EXERCISE AIM: Collect all lines below with the string "Федерации".

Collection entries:

----------

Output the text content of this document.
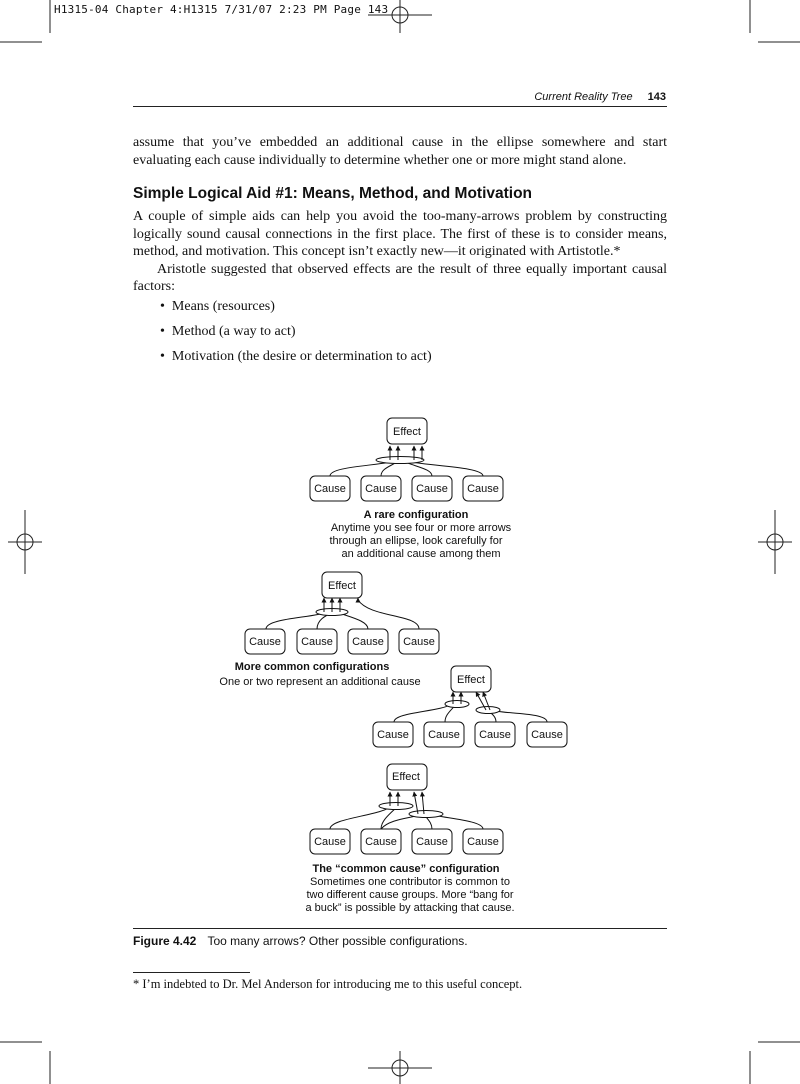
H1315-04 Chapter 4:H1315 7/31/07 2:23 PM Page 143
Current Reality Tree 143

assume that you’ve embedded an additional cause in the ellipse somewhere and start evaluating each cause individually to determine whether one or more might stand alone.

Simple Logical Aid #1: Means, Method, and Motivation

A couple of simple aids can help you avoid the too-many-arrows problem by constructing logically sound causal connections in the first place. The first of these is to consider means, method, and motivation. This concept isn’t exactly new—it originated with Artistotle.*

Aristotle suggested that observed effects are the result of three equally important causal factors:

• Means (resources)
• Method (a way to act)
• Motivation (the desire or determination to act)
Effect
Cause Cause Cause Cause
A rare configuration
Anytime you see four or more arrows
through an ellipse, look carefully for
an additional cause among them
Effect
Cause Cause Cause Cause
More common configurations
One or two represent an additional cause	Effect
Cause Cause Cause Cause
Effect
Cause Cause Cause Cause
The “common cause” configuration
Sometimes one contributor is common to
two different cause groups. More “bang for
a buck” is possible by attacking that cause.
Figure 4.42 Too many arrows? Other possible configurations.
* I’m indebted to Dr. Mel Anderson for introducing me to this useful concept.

----------

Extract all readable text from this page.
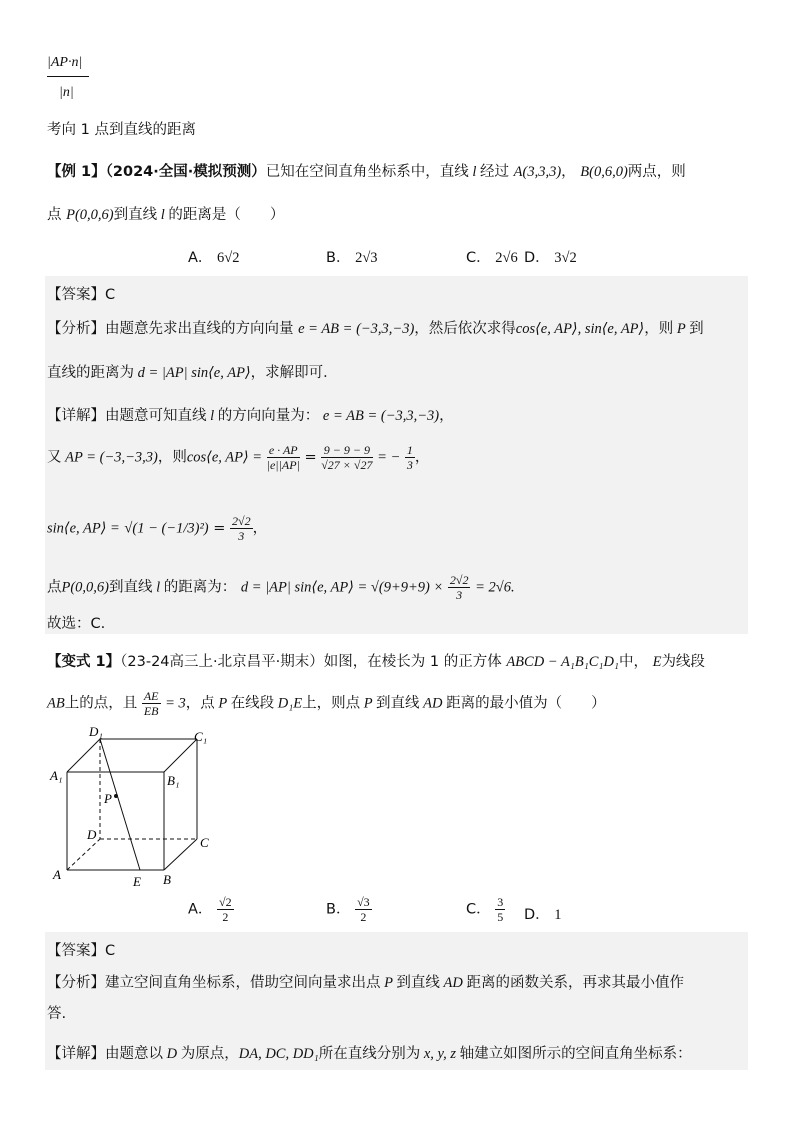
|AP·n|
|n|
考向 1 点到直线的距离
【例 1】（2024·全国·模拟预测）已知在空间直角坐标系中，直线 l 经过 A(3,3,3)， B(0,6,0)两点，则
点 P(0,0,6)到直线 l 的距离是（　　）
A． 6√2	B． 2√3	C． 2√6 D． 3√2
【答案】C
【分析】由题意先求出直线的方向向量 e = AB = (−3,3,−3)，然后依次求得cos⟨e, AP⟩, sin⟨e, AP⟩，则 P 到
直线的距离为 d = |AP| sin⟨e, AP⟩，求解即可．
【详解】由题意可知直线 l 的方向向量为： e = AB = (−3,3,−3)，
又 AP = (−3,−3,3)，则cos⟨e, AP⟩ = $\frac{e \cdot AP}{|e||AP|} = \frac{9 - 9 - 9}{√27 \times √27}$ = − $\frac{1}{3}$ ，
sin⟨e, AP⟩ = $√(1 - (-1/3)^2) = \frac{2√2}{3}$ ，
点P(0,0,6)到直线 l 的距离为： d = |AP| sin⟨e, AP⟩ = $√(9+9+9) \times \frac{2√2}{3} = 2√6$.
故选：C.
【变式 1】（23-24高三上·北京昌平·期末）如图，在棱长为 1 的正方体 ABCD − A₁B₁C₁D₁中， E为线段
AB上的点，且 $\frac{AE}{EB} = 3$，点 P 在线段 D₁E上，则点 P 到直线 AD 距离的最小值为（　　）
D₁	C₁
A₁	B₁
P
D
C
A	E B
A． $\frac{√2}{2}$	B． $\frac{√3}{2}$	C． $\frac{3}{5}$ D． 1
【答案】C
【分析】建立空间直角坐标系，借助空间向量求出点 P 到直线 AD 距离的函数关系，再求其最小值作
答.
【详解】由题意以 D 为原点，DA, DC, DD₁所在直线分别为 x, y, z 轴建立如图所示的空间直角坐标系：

----------

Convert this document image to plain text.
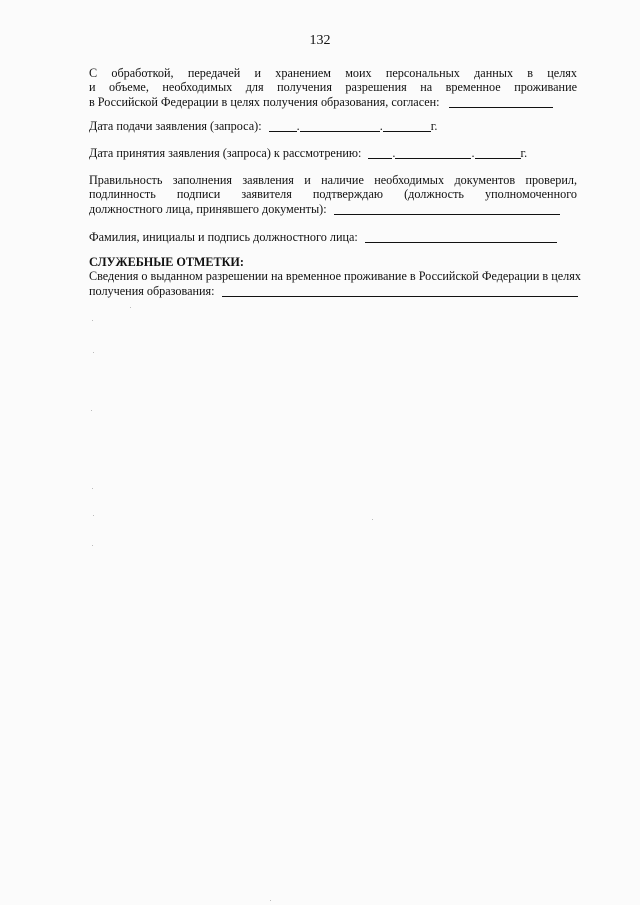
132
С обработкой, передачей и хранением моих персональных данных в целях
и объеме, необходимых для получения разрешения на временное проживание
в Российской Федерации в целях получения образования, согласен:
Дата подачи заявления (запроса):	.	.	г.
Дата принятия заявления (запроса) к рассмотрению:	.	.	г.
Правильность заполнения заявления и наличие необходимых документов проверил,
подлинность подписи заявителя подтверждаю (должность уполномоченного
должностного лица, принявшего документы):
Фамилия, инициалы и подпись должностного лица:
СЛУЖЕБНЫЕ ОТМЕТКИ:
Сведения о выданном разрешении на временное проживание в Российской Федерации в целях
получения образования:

----------

OUTPUT:
в Российской Федерации в целях получения образования, согласен:
Сведения о выданном разрешении на временное проживание в Российской Федерации в целях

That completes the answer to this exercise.